[begin Supplied data]
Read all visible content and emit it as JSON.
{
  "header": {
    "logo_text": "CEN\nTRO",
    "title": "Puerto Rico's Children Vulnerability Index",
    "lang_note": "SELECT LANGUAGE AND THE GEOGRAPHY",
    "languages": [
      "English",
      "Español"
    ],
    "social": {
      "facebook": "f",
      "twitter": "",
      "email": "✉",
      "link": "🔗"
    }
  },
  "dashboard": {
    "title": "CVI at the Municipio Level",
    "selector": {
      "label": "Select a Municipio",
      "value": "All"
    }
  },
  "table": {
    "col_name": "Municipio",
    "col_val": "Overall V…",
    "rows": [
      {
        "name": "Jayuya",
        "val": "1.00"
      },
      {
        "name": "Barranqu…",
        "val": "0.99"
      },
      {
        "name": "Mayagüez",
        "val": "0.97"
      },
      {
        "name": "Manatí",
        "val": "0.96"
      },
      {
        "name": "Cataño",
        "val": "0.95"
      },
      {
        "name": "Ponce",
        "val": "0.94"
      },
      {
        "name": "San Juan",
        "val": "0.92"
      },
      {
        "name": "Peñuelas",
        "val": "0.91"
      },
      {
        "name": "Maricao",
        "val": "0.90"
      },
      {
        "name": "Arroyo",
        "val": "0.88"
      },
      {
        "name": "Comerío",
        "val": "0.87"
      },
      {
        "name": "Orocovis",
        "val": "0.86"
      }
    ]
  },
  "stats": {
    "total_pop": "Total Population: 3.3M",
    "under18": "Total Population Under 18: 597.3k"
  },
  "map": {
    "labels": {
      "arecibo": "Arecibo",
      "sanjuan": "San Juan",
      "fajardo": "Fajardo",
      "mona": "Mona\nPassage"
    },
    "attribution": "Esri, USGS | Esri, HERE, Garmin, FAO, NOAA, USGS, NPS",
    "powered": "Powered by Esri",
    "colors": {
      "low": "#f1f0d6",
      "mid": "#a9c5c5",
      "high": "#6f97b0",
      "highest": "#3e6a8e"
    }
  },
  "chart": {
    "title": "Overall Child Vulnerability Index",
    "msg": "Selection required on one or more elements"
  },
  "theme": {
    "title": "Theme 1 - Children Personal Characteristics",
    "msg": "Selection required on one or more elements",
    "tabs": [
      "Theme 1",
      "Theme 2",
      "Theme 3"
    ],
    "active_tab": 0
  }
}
[end Supplied data]
**Objective:** Copy all lines from the data that hold the word "Index".

**Answer:**
    "title": "Puerto Rico's Children Vulnerability Index",
    "title": "Overall Child Vulnerability Index",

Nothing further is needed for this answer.